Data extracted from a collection
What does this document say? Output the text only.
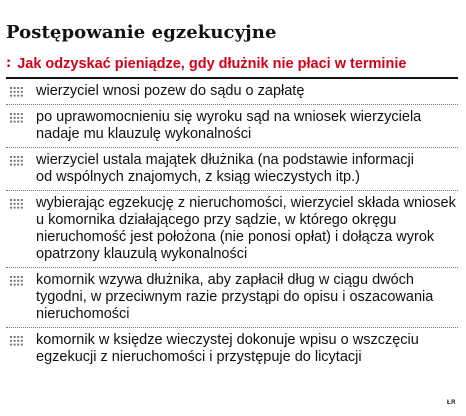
Postępowanie egzekucyjne
: Jak odzyskać pieniądze, gdy dłużnik nie płaci w terminie
wierzyciel wnosi pozew do sądu o zapłatę
po uprawomocnieniu się wyroku sąd na wniosek wierzyciela
nadaje mu klauzulę wykonalności
wierzyciel ustala majątek dłużnika (na podstawie informacji
od wspólnych znajomych, z ksiąg wieczystych itp.)
wybierając egzekucję z nieruchomości, wierzyciel składa wniosek
u komornika działającego przy sądzie, w którego okręgu
nieruchomość jest położona (nie ponosi opłat) i dołącza wyrok
opatrzony klauzulą wykonalności
komornik wzywa dłużnika, aby zapłacił dług w ciągu dwóch
tygodni, w przeciwnym razie przystąpi do opisu i oszacowania
nieruchomości
komornik w księdze wieczystej dokonuje wpisu o wszczęciu
egzekucji z nieruchomości i przystępuje do licytacji
ŁR
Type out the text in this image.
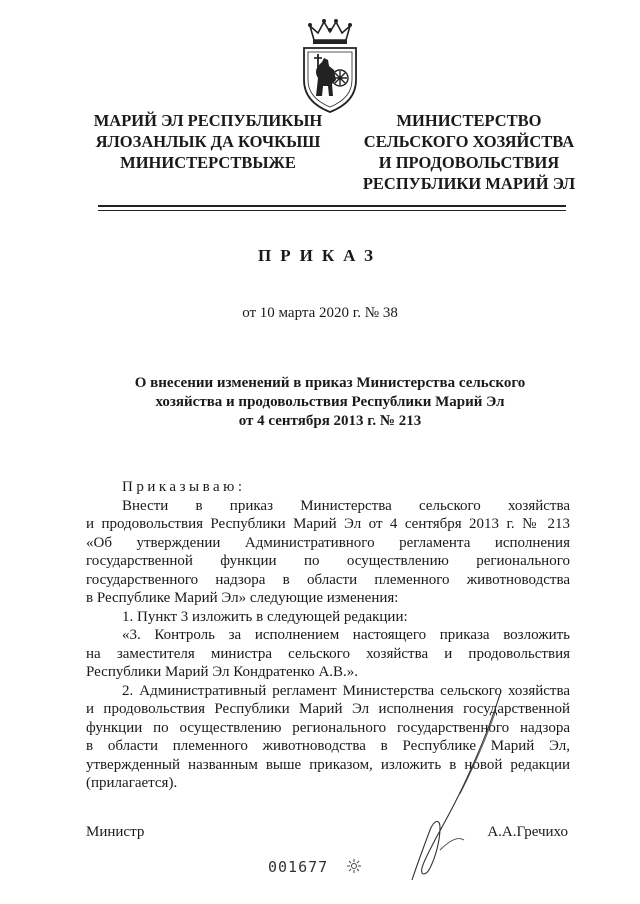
МАРИЙ ЭЛ РЕСПУБЛИКЫН
ЯЛОЗАНЛЫК ДА КОЧКЫШ
МИНИСТЕРСТВЫЖЕ
МИНИСТЕРСТВО
СЕЛЬСКОГО ХОЗЯЙСТВА
И ПРОДОВОЛЬСТВИЯ
РЕСПУБЛИКИ МАРИЙ ЭЛ
ПРИКАЗ
от 10 марта 2020 г. № 38
О внесении изменений в приказ Министерства сельского
хозяйства и продовольствия Республики Марий Эл
от 4 сентября 2013 г. № 213
Приказываю:
Внести в приказ Министерства сельского хозяйства
и продовольствия Республики Марий Эл от 4 сентября 2013 г. № 213
«Об утверждении Административного регламента исполнения
государственной функции по осуществлению регионального
государственного надзора в области племенного животноводства
в Республике Марий Эл» следующие изменения:
1. Пункт 3 изложить в следующей редакции:
«3. Контроль за исполнением настоящего приказа возложить
на заместителя министра сельского хозяйства и продовольствия
Республики Марий Эл Кондратенко А.В.».
2. Административный регламент Министерства сельского хозяйства
и продовольствия Республики Марий Эл исполнения государственной
функции по осуществлению регионального государственного надзора
в области племенного животноводства в Республике Марий Эл,
утвержденный названным выше приказом, изложить в новой редакции
(прилагается).
Министр	А.А.Гречихо
001677
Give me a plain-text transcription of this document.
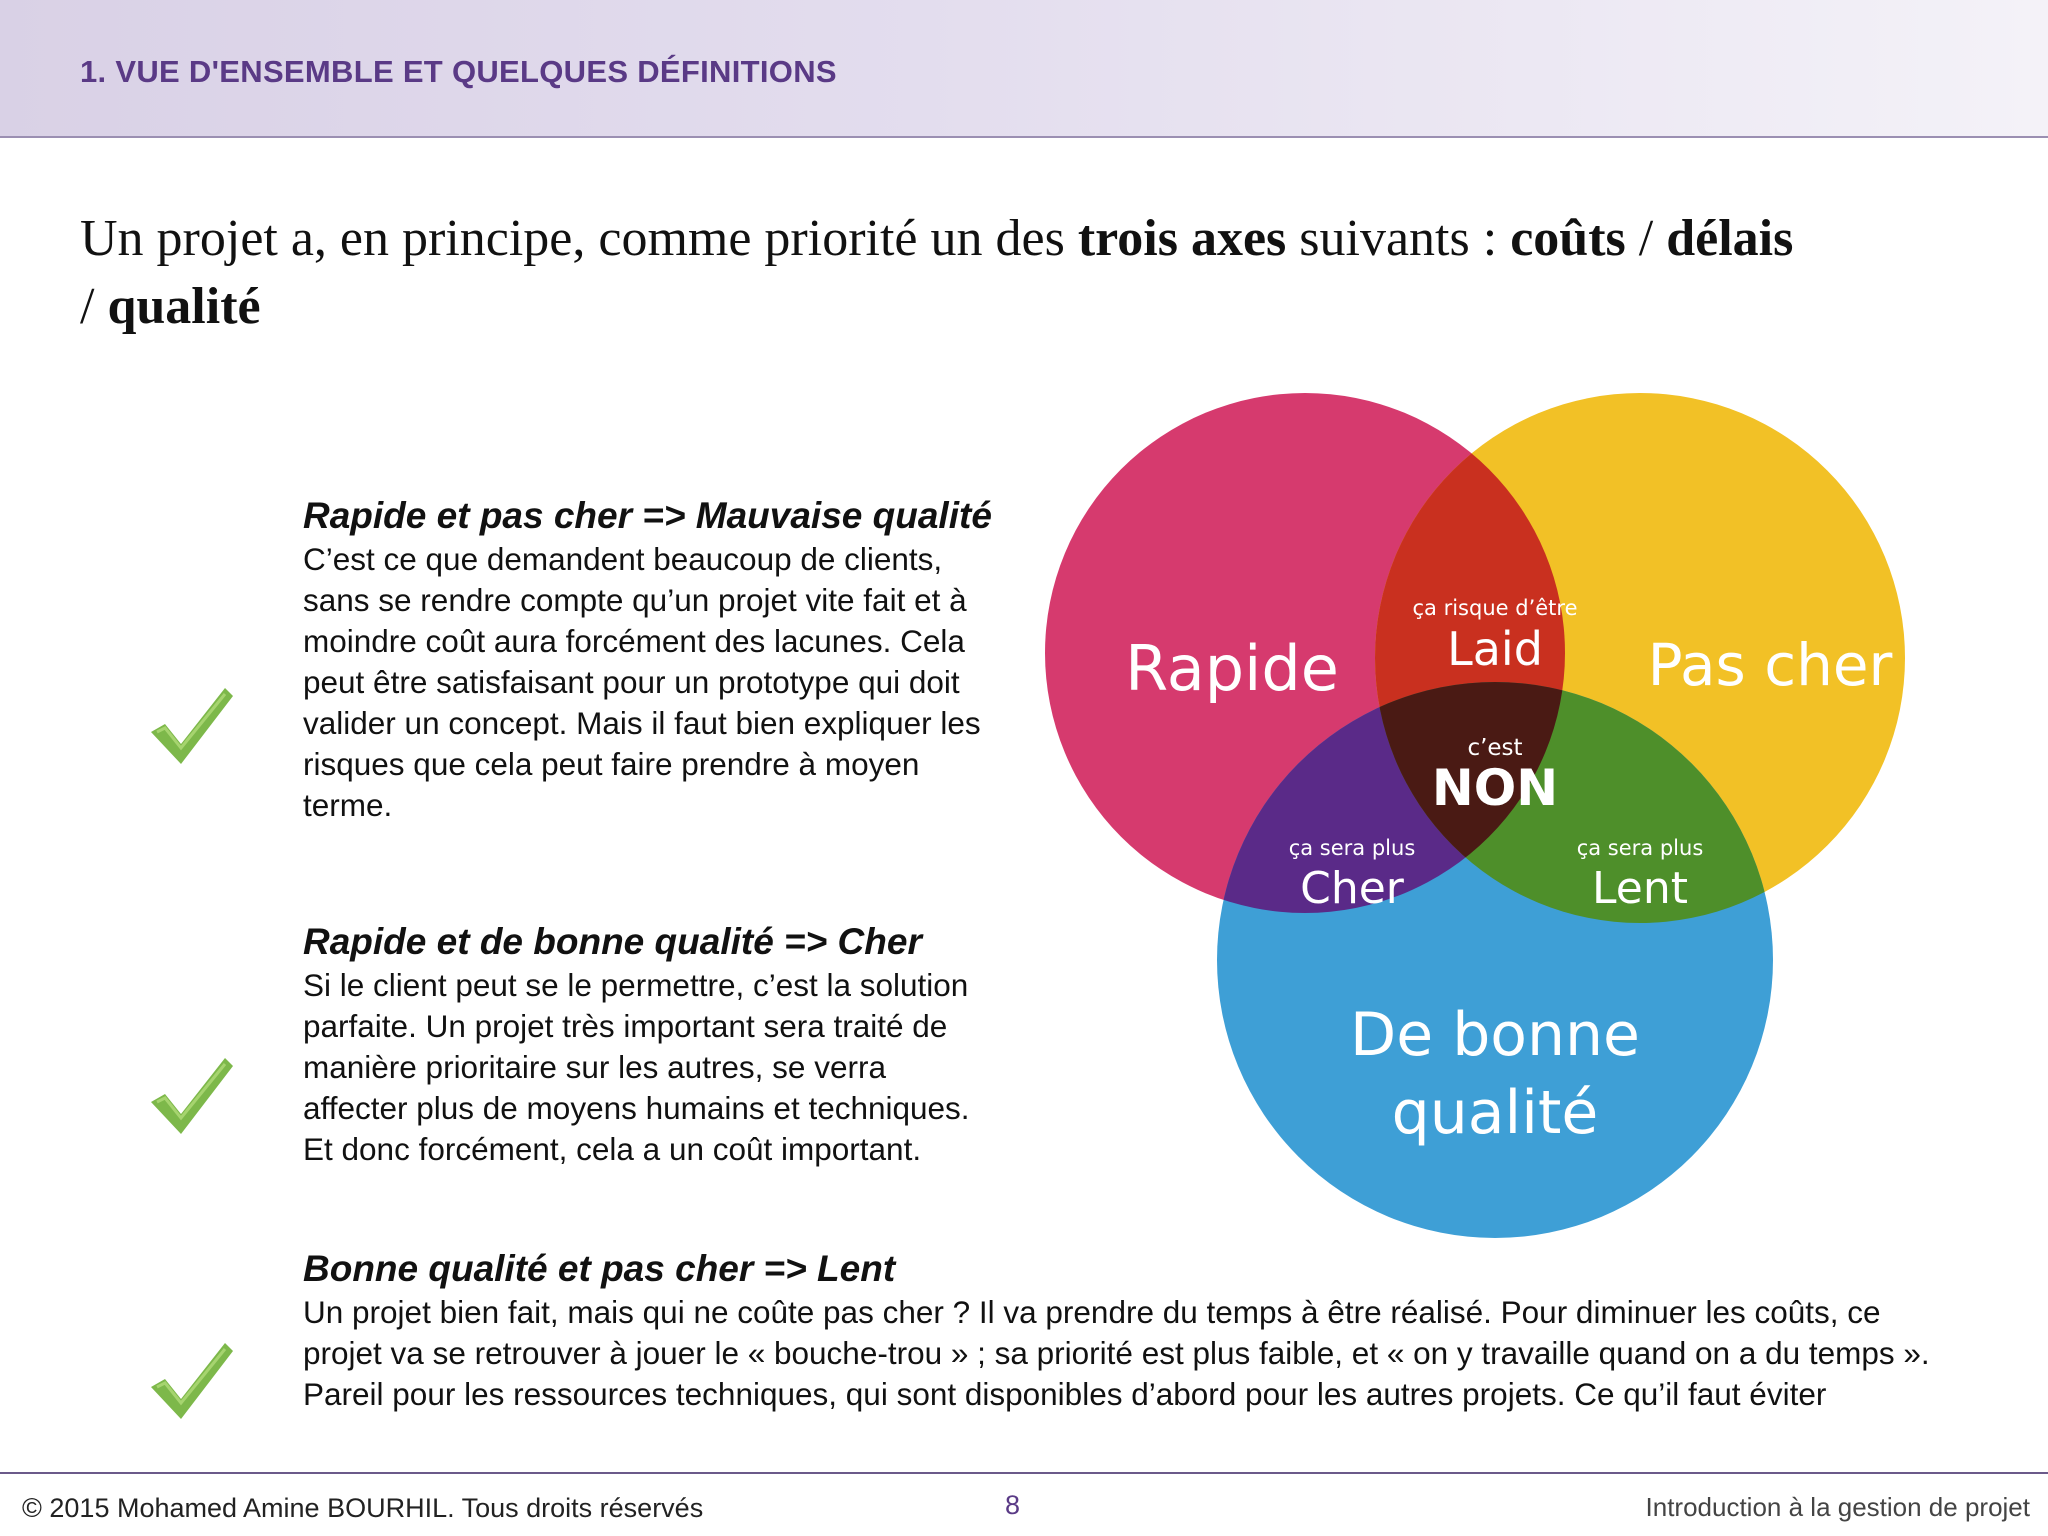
1. VUE D'ENSEMBLE ET QUELQUES DÉFINITIONS
Un projet a, en principe, comme priorité un des trois axes suivants : coûts / délais
/ qualité
Rapide et pas cher => Mauvaise qualité
C’est ce que demandent beaucoup de clients, sans se rendre compte qu’un projet vite fait et à moindre coût aura forcément des lacunes. Cela peut être satisfaisant pour un prototype qui doit valider un concept. Mais il faut bien expliquer les risques que cela peut faire prendre à moyen terme.
Rapide et de bonne qualité => Cher
Si le client peut se le permettre, c’est la solution parfaite. Un projet très important sera traité de manière prioritaire sur les autres, se verra affecter plus de moyens humains et techniques. Et donc forcément, cela a un coût important.
Bonne qualité et pas cher => Lent
Un projet bien fait, mais qui ne coûte pas cher ? Il va prendre du temps à être réalisé. Pour diminuer les coûts, ce projet va se retrouver à jouer le « bouche-trou » ; sa priorité est plus faible, et « on y travaille quand on a du temps ». Pareil pour les ressources techniques, qui sont disponibles d’abord pour les autres projets. Ce qu’il faut éviter
Rapide	Pas cher
De bonne
qualité
ça risque d’être
Laid
c’est
NON
ça sera plus
Cher
ça sera plus
Lent
© 2015 Mohamed Amine BOURHIL. Tous droits réservés	8	Introduction à la gestion de projet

■ SET PROBLEM: What you return should match the records above word for word, minus the pictures.

■ FULL SOLUTION:
What does this document say? Output the text only.
Postępowanie egzekucyjne
: Jak odzyskać pieniądze, gdy dłużnik nie płaci w terminie
wierzyciel wnosi pozew do sądu o zapłatę
po uprawomocnieniu się wyroku sąd na wniosek wierzyciela
nadaje mu klauzulę wykonalności
wierzyciel ustala majątek dłużnika (na podstawie informacji
od wspólnych znajomych, z ksiąg wieczystych itp.)
wybierając egzekucję z nieruchomości, wierzyciel składa wniosek
u komornika działającego przy sądzie, w którego okręgu
nieruchomość jest położona (nie ponosi opłat) i dołącza wyrok
opatrzony klauzulą wykonalności
komornik wzywa dłużnika, aby zapłacił dług w ciągu dwóch
tygodni, w przeciwnym razie przystąpi do opisu i oszacowania
nieruchomości
komornik w księdze wieczystej dokonuje wpisu o wszczęciu
egzekucji z nieruchomości i przystępuje do licytacji
ŁR
Type out the text in this image.
МАРИЙ ЭЛ РЕСПУБЛИКЫН
ЯЛОЗАНЛЫК ДА КОЧКЫШ
МИНИСТЕРСТВЫЖЕ
МИНИСТЕРСТВО
СЕЛЬСКОГО ХОЗЯЙСТВА
И ПРОДОВОЛЬСТВИЯ
РЕСПУБЛИКИ МАРИЙ ЭЛ
ПРИКАЗ
от 10 марта 2020 г. № 38
О внесении изменений в приказ Министерства сельского
хозяйства и продовольствия Республики Марий Эл
от 4 сентября 2013 г. № 213
Приказываю:
Внести в приказ Министерства сельского хозяйства
и продовольствия Республики Марий Эл от 4 сентября 2013 г. № 213
«Об утверждении Административного регламента исполнения
государственной функции по осуществлению регионального
государственного надзора в области племенного животноводства
в Республике Марий Эл» следующие изменения:
1. Пункт 3 изложить в следующей редакции:
«3. Контроль за исполнением настоящего приказа возложить
на заместителя министра сельского хозяйства и продовольствия
Республики Марий Эл Кондратенко А.В.».
2. Административный регламент Министерства сельского хозяйства
и продовольствия Республики Марий Эл исполнения государственной
функции по осуществлению регионального государственного надзора
в области племенного животноводства в Республике Марий Эл,
утвержденный названным выше приказом, изложить в новой редакции
(прилагается).
Министр	А.А.Гречихо
001677
Give me a plain-text transcription of this document.
1. VUE D'ENSEMBLE ET QUELQUES DÉFINITIONS
Un projet a, en principe, comme priorité un des trois axes suivants : coûts / délais
/ qualité
Rapide et pas cher => Mauvaise qualité
C’est ce que demandent beaucoup de clients, sans se rendre compte qu’un projet vite fait et à moindre coût aura forcément des lacunes. Cela peut être satisfaisant pour un prototype qui doit valider un concept. Mais il faut bien expliquer les risques que cela peut faire prendre à moyen terme.
Rapide et de bonne qualité => Cher
Si le client peut se le permettre, c’est la solution parfaite. Un projet très important sera traité de manière prioritaire sur les autres, se verra affecter plus de moyens humains et techniques. Et donc forcément, cela a un coût important.
Bonne qualité et pas cher => Lent
Un projet bien fait, mais qui ne coûte pas cher ? Il va prendre du temps à être réalisé. Pour diminuer les coûts, ce projet va se retrouver à jouer le « bouche-trou » ; sa priorité est plus faible, et « on y travaille quand on a du temps ». Pareil pour les ressources techniques, qui sont disponibles d’abord pour les autres projets. Ce qu’il faut éviter
Rapide	Pas cher
De bonne
qualité
ça risque d’être
Laid
c’est
NON
ça sera plus
Cher
ça sera plus
Lent
© 2015 Mohamed Amine BOURHIL. Tous droits réservés	8	Introduction à la gestion de projet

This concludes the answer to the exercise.